**Exercise goal**
Return all lines below containing the word "screenshot".

Stored data
= = =

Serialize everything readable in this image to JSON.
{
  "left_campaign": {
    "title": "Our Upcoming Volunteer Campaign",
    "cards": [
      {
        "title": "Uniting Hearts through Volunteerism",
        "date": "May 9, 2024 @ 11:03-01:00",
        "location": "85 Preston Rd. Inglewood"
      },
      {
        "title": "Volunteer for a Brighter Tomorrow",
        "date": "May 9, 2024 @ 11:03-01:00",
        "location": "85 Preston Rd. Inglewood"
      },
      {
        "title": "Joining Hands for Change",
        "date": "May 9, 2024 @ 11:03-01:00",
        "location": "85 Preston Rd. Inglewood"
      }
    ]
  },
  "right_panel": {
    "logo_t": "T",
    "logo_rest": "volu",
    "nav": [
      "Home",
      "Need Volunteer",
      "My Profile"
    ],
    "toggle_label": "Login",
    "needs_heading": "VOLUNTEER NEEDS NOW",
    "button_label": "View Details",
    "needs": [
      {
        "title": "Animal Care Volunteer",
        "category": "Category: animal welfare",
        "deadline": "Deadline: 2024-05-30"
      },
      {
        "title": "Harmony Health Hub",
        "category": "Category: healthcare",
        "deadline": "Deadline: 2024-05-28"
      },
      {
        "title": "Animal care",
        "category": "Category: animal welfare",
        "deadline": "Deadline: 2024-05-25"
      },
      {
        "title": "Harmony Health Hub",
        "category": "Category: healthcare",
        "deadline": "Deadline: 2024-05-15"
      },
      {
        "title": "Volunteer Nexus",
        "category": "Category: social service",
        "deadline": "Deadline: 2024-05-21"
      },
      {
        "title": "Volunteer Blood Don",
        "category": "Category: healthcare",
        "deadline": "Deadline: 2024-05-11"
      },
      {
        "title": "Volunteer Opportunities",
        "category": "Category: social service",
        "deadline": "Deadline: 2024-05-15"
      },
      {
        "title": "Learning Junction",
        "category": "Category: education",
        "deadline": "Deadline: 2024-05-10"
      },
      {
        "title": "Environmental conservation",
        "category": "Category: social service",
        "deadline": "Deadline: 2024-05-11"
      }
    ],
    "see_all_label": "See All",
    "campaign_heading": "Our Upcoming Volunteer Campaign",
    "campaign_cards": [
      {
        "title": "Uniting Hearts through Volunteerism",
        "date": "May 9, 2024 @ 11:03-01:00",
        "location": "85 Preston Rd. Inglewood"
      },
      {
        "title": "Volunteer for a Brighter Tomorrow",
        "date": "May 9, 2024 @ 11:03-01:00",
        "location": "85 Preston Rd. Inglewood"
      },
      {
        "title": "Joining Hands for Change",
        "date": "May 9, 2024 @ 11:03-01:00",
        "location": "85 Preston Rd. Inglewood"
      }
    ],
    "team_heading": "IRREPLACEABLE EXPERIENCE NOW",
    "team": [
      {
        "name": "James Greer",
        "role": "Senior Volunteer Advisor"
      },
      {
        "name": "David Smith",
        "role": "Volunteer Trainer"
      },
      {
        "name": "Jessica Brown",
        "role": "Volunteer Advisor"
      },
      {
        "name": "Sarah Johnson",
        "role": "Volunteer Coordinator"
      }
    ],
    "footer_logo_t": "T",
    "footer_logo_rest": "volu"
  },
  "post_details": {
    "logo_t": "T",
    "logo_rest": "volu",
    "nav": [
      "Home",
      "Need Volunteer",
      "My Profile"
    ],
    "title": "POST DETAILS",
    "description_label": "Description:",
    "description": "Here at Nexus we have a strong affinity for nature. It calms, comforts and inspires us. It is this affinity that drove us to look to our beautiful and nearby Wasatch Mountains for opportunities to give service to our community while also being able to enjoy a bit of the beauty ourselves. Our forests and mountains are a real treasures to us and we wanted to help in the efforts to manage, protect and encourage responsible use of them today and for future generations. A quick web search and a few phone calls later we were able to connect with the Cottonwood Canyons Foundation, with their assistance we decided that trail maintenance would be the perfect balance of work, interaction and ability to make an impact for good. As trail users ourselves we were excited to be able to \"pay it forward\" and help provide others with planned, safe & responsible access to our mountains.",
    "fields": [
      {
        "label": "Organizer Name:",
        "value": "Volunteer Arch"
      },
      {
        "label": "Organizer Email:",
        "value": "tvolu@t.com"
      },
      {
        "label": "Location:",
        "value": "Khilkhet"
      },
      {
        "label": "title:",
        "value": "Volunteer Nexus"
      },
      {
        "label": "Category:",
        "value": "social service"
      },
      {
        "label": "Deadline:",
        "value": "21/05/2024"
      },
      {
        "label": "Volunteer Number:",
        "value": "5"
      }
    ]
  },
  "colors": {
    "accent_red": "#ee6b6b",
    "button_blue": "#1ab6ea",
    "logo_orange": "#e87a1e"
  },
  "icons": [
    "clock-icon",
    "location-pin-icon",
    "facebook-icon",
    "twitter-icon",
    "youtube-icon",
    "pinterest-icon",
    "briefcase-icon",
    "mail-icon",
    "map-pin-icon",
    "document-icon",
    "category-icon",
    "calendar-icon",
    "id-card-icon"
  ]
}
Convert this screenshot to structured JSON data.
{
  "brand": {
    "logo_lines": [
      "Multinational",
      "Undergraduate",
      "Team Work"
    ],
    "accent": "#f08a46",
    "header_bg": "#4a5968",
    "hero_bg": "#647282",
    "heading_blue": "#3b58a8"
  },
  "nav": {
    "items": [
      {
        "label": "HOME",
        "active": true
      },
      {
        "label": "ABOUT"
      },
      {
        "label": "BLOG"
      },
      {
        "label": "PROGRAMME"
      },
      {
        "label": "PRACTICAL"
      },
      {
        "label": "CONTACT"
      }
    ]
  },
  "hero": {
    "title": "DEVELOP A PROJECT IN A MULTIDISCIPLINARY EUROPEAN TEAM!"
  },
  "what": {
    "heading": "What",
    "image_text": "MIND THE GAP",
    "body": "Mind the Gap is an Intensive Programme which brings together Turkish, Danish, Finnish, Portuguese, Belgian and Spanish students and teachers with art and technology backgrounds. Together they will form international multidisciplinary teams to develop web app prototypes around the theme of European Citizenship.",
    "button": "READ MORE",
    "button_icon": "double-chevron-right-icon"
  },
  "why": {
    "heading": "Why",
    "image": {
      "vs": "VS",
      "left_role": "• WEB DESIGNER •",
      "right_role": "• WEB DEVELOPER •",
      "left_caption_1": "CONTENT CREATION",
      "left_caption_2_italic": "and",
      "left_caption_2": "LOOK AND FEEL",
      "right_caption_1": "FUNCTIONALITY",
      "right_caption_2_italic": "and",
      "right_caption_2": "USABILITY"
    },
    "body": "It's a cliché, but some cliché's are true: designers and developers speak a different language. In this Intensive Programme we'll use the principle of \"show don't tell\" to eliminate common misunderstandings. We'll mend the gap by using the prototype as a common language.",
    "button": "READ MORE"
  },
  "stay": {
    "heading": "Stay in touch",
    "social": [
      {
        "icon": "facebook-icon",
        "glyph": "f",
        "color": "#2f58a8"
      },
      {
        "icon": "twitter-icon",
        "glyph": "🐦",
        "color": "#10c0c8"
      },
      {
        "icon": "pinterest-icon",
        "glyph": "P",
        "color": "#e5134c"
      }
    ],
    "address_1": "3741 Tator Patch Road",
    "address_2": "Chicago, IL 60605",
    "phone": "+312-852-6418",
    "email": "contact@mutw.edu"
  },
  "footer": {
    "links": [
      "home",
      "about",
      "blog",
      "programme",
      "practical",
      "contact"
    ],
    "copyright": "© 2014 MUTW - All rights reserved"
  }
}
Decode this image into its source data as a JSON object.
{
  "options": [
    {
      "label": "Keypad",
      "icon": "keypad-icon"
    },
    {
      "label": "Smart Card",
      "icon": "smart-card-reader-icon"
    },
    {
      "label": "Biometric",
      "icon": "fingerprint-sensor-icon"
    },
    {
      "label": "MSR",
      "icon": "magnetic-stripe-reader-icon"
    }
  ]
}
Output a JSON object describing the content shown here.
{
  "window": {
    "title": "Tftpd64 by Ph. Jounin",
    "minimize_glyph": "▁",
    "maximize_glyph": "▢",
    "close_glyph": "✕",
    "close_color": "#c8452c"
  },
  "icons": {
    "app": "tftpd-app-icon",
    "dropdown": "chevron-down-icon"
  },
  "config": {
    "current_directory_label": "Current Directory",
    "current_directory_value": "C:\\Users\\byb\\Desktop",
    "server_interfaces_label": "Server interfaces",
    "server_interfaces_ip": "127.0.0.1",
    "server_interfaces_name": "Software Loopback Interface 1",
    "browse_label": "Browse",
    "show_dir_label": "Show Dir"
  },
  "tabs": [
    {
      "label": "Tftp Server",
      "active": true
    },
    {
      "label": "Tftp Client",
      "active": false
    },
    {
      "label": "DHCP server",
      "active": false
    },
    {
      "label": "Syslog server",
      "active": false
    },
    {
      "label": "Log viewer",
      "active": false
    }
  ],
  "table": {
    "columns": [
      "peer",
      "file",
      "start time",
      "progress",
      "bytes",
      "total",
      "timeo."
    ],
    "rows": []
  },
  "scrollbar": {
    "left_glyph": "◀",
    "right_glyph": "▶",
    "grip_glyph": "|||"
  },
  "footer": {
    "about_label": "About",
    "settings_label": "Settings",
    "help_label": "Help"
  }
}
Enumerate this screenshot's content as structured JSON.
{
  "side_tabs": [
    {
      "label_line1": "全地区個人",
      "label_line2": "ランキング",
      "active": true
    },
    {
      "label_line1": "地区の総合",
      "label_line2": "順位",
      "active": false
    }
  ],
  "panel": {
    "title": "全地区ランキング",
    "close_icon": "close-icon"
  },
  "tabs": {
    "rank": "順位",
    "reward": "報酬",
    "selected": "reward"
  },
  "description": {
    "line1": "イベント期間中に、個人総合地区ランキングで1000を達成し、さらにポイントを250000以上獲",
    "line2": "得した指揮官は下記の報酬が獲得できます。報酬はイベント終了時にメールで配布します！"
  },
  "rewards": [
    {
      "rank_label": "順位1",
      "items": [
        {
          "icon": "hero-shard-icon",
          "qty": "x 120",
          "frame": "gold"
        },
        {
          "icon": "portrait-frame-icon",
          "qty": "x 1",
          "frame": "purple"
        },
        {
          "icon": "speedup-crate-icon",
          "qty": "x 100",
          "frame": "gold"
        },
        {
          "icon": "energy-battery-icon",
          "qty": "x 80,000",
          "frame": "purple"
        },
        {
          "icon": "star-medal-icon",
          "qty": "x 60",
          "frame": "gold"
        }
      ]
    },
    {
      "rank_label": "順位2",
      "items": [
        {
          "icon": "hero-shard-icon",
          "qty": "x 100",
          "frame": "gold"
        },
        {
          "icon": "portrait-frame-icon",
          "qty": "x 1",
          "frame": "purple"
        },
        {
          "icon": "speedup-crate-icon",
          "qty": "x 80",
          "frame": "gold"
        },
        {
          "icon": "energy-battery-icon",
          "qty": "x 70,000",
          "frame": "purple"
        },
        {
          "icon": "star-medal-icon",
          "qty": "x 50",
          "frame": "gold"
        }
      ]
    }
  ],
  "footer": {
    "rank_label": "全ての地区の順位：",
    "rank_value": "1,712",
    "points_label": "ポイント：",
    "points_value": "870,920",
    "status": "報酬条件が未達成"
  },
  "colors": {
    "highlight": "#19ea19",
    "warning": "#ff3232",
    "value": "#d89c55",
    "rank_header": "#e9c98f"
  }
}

= = =

**Answer**
Convert this screenshot to structured JSON data.
Enumerate this screenshot's content as structured JSON.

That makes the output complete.